> _PROBLEM DETAILS_
Reproduce the listing below word for word, starting at its first line and ending with, and including, the line that contains "The dome-shaped supporting structure 29 is".

______________________________

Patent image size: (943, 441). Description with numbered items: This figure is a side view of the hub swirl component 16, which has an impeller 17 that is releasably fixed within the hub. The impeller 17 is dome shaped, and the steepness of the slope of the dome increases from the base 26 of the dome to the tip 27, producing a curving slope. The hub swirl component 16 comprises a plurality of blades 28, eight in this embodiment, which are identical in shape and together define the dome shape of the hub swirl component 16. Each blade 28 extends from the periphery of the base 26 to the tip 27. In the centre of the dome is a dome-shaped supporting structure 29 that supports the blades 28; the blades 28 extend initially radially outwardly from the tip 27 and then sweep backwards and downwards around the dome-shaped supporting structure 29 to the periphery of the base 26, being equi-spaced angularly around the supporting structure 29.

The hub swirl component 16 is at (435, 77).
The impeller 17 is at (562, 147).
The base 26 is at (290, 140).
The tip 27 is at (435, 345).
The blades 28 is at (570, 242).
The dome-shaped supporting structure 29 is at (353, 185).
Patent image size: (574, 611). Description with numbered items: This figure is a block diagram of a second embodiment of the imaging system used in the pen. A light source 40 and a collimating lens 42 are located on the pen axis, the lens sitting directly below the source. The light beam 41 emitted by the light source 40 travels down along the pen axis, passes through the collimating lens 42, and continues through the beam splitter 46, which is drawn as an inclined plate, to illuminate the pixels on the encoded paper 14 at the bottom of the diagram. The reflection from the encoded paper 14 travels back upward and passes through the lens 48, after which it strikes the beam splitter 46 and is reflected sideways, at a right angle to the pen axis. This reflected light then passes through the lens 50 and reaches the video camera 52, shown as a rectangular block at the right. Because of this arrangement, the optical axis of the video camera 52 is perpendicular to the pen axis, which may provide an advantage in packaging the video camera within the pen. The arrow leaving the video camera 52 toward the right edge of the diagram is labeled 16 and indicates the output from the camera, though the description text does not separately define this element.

______________________________

> _REPLY TO THE TASK_
Patent image size: (943, 441). Description with numbered items: This figure is a side view of the hub swirl component 16, which has an impeller 17 that is releasably fixed within the hub. The impeller 17 is dome shaped, and the steepness of the slope of the dome increases from the base 26 of the dome to the tip 27, producing a curving slope. The hub swirl component 16 comprises a plurality of blades 28, eight in this embodiment, which are identical in shape and together define the dome shape of the hub swirl component 16. Each blade 28 extends from the periphery of the base 26 to the tip 27. In the centre of the dome is a dome-shaped supporting structure 29 that supports the blades 28; the blades 28 extend initially radially outwardly from the tip 27 and then sweep backwards and downwards around the dome-shaped supporting structure 29 to the periphery of the base 26, being equi-spaced angularly around the supporting structure 29.

The hub swirl component 16 is at (435, 77).
The impeller 17 is at (562, 147).
The base 26 is at (290, 140).
The tip 27 is at (435, 345).
The blades 28 is at (570, 242).
The dome-shaped supporting structure 29 is at (353, 185).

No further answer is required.